- Work to complete
In the entries below, find the line containing "Output the text content of this document.". Copy it and all lines after it, exactly, through the end.

- Items listed in a dataset
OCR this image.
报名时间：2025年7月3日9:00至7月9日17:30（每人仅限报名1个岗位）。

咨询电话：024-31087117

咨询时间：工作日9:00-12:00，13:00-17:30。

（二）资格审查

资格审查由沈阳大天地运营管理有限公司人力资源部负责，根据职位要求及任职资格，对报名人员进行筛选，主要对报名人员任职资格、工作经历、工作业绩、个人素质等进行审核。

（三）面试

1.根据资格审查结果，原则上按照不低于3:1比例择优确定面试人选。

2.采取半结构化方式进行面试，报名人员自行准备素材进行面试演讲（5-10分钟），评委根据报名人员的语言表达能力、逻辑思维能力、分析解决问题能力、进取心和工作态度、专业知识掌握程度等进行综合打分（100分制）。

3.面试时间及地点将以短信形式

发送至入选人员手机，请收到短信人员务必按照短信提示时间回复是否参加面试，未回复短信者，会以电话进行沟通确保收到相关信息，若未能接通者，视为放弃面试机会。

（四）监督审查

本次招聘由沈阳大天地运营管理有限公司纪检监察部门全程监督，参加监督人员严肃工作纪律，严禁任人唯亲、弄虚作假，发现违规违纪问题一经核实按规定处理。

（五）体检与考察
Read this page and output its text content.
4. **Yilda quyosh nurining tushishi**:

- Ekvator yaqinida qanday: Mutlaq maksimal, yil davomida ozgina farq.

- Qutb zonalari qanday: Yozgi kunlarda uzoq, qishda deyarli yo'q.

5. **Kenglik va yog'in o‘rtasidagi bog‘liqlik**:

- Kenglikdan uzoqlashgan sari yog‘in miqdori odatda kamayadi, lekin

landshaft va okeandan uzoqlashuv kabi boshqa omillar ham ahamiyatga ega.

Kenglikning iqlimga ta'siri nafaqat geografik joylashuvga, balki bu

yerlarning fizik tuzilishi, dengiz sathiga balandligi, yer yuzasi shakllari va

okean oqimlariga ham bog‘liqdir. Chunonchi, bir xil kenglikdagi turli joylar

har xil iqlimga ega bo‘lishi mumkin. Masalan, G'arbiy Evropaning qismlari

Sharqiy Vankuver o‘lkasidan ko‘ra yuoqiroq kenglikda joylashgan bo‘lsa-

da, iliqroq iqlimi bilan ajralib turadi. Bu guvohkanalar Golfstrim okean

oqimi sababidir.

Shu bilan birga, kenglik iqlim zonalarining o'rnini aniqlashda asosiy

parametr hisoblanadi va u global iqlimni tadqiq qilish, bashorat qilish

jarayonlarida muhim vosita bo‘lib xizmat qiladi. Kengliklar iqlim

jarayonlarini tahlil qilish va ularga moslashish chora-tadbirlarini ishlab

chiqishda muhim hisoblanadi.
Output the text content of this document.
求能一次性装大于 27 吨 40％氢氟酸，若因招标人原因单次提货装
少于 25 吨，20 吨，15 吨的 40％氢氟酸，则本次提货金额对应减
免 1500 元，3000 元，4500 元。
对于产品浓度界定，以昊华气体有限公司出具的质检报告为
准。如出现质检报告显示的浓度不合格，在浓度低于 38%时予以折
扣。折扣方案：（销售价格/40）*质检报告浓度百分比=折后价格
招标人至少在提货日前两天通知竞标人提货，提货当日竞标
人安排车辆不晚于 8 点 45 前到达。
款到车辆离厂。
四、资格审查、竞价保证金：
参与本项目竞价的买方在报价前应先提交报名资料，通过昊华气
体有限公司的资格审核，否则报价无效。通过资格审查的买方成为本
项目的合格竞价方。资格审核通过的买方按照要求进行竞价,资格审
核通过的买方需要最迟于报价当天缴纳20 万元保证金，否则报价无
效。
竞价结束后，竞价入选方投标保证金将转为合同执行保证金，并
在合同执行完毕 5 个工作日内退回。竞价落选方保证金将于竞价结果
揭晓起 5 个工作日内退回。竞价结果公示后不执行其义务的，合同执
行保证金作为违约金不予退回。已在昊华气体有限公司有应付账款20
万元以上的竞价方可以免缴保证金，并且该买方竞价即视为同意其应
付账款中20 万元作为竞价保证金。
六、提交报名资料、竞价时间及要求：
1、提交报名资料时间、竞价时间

- Expected output
Output the text content of this document.
求能一次性装大于 27 吨 40％氢氟酸，若因招标人原因单次提货装
少于 25 吨，20 吨，15 吨的 40％氢氟酸，则本次提货金额对应减
免 1500 元，3000 元，4500 元。
对于产品浓度界定，以昊华气体有限公司出具的质检报告为
准。如出现质检报告显示的浓度不合格，在浓度低于 38%时予以折
扣。折扣方案：（销售价格/40）*质检报告浓度百分比=折后价格
招标人至少在提货日前两天通知竞标人提货，提货当日竞标
人安排车辆不晚于 8 点 45 前到达。
款到车辆离厂。
四、资格审查、竞价保证金：
参与本项目竞价的买方在报价前应先提交报名资料，通过昊华气
体有限公司的资格审核，否则报价无效。通过资格审查的买方成为本
项目的合格竞价方。资格审核通过的买方按照要求进行竞价,资格审
核通过的买方需要最迟于报价当天缴纳20 万元保证金，否则报价无
效。
竞价结束后，竞价入选方投标保证金将转为合同执行保证金，并
在合同执行完毕 5 个工作日内退回。竞价落选方保证金将于竞价结果
揭晓起 5 个工作日内退回。竞价结果公示后不执行其义务的，合同执
行保证金作为违约金不予退回。已在昊华气体有限公司有应付账款20
万元以上的竞价方可以免缴保证金，并且该买方竞价即视为同意其应
付账款中20 万元作为竞价保证金。
六、提交报名资料、竞价时间及要求：
1、提交报名资料时间、竞价时间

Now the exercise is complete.